>>

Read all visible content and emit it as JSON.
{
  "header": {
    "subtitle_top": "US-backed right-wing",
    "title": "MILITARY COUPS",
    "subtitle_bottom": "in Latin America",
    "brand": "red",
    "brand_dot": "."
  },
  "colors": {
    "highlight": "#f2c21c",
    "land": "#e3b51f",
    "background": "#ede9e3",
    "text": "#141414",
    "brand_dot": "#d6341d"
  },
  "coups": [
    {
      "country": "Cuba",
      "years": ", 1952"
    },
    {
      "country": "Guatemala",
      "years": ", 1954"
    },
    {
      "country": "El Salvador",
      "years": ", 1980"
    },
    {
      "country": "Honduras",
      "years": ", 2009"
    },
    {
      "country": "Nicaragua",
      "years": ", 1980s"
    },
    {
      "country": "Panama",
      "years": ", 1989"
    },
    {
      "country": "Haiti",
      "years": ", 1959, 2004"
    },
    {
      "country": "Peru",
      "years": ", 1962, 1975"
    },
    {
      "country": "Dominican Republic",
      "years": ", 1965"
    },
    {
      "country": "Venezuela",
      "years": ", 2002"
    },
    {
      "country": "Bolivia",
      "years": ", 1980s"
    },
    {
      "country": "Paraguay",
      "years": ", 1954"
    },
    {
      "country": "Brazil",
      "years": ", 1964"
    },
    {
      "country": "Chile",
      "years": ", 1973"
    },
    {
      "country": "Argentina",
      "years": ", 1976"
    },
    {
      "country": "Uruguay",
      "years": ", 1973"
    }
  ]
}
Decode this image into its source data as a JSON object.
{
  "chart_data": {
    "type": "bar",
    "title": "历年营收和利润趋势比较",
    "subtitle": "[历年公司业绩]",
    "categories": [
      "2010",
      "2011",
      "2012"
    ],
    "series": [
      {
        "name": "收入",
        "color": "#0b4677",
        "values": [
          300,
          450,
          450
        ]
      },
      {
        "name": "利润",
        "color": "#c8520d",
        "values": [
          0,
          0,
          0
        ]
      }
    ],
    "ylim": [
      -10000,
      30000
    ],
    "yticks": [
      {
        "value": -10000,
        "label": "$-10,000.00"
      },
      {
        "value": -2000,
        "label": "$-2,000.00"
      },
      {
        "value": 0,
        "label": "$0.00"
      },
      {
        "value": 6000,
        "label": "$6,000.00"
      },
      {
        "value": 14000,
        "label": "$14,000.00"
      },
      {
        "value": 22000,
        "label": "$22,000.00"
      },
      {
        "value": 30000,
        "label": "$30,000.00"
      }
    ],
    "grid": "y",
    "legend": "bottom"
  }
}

<<
>>

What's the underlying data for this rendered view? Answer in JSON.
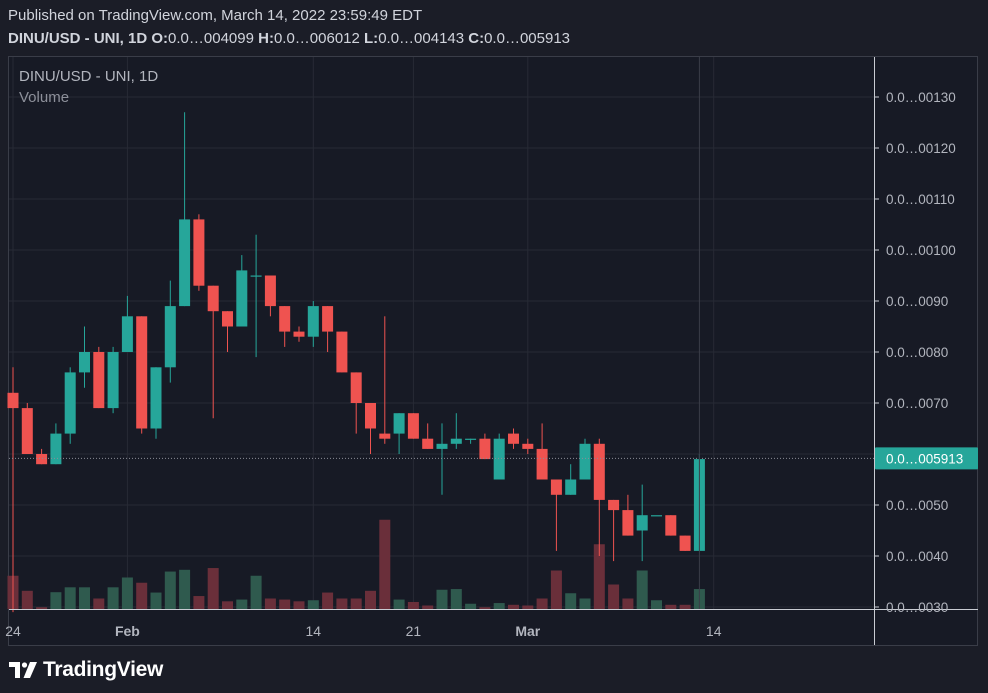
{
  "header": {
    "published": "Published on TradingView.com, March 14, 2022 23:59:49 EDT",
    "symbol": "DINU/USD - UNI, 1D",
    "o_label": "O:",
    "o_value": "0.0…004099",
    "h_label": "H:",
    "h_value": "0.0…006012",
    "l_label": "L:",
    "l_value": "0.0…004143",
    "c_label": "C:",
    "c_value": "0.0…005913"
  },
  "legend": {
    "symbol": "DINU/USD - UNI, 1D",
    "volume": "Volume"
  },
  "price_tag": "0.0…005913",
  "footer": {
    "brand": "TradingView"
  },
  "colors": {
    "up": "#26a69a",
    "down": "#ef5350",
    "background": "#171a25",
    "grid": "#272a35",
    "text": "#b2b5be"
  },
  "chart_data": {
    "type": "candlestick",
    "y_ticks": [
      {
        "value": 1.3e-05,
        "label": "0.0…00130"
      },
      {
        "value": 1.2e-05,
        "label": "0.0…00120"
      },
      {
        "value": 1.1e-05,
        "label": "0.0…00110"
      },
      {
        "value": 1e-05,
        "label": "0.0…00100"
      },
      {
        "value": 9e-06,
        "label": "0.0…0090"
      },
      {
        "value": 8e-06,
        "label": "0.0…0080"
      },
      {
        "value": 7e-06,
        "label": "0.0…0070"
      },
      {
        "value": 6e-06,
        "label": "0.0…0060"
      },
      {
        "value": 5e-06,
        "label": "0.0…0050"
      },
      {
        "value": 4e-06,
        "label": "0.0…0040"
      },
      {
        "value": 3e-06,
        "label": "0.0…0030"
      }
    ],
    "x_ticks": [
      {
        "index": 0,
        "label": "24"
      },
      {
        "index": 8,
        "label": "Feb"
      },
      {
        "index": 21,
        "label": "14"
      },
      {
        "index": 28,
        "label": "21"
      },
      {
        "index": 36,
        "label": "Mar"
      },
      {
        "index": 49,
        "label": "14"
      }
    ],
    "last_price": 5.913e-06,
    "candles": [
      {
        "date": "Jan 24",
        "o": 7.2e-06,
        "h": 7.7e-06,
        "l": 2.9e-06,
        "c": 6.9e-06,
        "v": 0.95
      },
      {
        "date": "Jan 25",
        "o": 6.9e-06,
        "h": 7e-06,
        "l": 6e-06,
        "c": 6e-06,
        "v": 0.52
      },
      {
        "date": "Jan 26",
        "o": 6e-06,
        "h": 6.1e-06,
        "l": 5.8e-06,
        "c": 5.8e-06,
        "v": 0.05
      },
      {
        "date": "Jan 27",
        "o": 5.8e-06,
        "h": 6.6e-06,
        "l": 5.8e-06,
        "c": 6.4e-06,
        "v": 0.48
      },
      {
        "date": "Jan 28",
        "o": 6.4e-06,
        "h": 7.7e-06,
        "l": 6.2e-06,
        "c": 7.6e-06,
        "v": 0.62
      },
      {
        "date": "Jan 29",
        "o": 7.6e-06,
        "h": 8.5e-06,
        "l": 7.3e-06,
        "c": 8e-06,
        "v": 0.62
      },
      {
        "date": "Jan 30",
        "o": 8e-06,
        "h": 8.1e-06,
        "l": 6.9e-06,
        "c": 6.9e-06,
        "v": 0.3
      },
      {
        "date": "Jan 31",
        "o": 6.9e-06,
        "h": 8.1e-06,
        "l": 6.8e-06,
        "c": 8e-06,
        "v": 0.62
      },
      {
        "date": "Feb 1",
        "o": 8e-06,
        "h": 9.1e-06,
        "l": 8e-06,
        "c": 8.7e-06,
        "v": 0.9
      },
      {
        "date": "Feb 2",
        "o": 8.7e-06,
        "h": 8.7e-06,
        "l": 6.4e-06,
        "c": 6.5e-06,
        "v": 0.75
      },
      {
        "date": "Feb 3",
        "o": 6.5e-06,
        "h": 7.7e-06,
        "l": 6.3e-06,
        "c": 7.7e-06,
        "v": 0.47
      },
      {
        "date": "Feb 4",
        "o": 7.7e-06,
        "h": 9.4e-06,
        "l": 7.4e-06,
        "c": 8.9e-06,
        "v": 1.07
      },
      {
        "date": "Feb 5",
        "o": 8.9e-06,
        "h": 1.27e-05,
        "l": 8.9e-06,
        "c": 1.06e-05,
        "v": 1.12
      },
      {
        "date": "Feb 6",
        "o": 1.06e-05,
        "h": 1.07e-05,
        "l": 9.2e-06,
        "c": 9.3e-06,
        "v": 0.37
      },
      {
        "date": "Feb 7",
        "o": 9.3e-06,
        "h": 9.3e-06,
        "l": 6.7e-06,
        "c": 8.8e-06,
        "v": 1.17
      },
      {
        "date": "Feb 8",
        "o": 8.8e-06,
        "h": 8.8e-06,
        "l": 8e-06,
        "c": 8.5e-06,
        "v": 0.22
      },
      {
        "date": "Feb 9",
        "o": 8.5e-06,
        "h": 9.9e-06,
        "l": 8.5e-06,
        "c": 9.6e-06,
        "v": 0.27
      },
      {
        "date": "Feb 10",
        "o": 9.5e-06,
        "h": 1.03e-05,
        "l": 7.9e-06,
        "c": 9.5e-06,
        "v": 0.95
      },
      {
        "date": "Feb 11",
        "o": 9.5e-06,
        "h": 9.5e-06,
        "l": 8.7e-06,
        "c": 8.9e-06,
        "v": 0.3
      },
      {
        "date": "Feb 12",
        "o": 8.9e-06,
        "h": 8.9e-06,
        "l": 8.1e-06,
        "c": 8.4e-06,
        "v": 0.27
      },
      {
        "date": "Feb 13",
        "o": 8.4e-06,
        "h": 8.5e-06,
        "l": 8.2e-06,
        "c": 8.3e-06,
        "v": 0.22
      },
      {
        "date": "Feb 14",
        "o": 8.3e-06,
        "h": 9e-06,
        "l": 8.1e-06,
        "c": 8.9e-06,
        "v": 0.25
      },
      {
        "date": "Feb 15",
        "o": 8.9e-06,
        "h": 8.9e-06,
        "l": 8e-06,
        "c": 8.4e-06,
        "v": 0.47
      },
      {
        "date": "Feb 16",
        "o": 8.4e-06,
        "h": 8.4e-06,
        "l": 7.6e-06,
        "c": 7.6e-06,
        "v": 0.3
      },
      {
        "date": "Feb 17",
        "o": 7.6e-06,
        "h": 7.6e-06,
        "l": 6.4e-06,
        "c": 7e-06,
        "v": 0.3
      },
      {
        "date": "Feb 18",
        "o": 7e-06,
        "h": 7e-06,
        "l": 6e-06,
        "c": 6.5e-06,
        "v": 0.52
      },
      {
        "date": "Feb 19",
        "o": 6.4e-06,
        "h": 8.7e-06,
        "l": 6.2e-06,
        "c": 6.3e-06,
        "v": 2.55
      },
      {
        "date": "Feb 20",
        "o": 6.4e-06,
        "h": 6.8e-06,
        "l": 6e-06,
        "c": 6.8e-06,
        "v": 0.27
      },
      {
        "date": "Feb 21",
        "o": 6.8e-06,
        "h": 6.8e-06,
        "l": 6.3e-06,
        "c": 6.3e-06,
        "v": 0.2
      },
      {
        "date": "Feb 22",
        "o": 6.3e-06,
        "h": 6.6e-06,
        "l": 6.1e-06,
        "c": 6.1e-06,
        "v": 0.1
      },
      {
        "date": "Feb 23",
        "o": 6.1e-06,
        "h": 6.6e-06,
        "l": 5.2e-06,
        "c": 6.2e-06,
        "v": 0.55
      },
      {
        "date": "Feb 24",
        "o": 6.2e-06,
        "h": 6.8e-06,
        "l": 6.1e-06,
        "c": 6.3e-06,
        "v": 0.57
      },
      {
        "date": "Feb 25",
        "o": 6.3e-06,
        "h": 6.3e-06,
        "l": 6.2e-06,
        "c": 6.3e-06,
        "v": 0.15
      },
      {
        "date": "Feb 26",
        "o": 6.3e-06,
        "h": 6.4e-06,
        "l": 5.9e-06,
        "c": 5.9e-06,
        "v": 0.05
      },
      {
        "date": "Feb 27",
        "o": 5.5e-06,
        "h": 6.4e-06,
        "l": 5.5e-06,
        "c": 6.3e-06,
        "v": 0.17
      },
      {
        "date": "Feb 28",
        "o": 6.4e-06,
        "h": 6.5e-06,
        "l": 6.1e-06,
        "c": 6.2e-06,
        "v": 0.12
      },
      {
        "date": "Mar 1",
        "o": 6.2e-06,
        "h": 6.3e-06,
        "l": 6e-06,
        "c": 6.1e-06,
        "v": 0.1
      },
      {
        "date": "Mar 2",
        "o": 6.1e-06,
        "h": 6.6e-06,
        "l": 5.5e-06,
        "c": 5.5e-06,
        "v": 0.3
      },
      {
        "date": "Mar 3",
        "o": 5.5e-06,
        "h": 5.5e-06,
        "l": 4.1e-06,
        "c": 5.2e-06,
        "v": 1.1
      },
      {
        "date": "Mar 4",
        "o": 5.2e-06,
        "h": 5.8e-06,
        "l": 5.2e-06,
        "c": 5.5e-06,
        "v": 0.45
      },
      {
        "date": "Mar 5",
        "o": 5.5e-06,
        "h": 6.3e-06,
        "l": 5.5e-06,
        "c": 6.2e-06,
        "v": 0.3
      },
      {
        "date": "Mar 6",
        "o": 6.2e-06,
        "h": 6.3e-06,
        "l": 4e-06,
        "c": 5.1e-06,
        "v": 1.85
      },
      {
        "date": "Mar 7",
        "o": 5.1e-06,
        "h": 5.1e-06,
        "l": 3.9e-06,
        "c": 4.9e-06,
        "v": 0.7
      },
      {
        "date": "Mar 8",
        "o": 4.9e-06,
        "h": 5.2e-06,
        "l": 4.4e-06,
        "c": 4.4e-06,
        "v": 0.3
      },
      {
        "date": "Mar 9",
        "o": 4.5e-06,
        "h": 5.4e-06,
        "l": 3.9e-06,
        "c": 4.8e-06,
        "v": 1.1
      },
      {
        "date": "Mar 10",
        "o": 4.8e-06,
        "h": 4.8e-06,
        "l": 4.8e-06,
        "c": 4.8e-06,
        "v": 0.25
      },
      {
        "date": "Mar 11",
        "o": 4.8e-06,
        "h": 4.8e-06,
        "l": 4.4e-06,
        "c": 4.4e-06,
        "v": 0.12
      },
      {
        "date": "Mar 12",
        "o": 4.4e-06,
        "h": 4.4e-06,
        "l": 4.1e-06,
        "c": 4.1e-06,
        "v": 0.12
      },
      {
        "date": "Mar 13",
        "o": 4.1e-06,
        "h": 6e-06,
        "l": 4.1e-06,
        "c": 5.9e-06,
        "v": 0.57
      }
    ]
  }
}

<<

Your objective
Copy out the lines that hold "JSON".

Written reply
Read all visible content and emit it as JSON.
Decode this image into its source data as a JSON object.
What's the underlying data for this rendered view? Answer in JSON.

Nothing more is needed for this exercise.